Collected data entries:
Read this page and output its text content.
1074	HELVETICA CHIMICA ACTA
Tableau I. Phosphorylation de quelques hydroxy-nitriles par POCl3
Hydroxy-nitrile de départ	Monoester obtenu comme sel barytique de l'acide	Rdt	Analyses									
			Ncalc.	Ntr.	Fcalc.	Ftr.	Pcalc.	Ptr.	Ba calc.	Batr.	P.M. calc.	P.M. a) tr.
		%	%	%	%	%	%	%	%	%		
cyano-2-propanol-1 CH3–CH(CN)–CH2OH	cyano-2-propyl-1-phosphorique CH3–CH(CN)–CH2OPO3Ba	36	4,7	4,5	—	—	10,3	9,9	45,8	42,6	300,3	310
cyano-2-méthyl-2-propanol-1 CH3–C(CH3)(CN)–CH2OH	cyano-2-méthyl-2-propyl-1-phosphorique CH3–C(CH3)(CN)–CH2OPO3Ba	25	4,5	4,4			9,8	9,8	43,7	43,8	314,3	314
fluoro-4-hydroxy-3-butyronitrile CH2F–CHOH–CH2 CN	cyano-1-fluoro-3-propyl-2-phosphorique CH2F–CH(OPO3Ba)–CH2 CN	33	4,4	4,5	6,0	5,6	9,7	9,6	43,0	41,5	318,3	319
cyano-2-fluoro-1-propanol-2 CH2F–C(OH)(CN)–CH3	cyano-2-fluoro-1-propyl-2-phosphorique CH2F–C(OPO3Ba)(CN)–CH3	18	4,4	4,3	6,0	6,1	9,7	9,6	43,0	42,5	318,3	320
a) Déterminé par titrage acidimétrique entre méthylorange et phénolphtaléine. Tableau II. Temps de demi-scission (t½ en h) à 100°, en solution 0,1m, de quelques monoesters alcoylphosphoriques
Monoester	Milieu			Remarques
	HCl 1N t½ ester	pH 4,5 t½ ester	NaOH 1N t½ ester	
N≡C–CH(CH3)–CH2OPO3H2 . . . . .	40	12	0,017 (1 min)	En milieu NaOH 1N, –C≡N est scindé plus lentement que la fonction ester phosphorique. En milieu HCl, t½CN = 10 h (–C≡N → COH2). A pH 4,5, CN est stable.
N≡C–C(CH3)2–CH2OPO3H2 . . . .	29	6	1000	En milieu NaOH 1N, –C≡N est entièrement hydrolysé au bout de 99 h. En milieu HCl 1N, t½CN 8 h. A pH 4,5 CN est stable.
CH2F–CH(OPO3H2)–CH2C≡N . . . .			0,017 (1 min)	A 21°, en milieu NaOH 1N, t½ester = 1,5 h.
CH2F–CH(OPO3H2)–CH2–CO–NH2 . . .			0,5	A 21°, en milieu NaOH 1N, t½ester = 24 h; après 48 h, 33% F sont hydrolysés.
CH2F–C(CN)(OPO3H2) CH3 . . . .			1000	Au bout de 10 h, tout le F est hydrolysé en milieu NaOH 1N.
---
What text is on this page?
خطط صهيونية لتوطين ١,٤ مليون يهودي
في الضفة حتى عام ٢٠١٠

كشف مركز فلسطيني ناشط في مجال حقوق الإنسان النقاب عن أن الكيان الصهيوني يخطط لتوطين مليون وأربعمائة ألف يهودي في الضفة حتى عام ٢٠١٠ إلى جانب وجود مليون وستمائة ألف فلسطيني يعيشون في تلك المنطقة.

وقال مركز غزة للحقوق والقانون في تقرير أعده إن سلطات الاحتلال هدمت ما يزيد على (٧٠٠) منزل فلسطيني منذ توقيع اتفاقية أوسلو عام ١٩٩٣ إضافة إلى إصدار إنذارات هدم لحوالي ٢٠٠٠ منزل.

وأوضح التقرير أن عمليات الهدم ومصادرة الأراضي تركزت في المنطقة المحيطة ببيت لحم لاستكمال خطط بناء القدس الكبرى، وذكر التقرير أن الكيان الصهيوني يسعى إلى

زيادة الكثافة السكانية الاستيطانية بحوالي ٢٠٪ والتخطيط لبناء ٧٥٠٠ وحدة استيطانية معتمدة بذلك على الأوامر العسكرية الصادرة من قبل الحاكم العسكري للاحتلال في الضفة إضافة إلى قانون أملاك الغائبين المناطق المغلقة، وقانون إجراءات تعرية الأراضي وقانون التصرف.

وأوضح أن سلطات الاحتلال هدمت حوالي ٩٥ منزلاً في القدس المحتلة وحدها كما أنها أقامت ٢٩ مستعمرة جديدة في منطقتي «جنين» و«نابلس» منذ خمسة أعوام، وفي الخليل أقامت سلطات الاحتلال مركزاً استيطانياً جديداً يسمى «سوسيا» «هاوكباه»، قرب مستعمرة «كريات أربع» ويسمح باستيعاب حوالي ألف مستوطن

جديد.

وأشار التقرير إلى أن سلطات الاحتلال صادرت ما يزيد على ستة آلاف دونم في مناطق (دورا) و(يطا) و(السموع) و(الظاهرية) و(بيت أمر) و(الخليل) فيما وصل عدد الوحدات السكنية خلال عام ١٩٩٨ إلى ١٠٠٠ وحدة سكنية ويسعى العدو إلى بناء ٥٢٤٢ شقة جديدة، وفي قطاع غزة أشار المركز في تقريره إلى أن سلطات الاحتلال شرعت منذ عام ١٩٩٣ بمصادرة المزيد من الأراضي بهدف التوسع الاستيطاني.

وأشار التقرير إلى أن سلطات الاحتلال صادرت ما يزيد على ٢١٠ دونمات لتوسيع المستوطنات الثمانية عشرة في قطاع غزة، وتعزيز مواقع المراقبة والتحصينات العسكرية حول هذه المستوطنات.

§ **What to produce**: Search the listing for the string "المنطقة". Copy each line where it turns up.

§ **Correct response**:
كشف مركز فلسطيني ناشط في مجال حقوق الإنسان النقاب عن أن الكيان الصهيوني يخطط لتوطين مليون وأربعمائة ألف يهودي في الضفة حتى عام ٢٠١٠ إلى جانب وجود مليون وستمائة ألف فلسطيني يعيشون في تلك المنطقة.
وأوضح التقرير أن عمليات الهدم ومصادرة الأراضي تركزت في المنطقة المحيطة ببيت لحم لاستكمال خطط بناء القدس الكبرى، وذكر التقرير أن الكيان الصهيوني يسعى إلى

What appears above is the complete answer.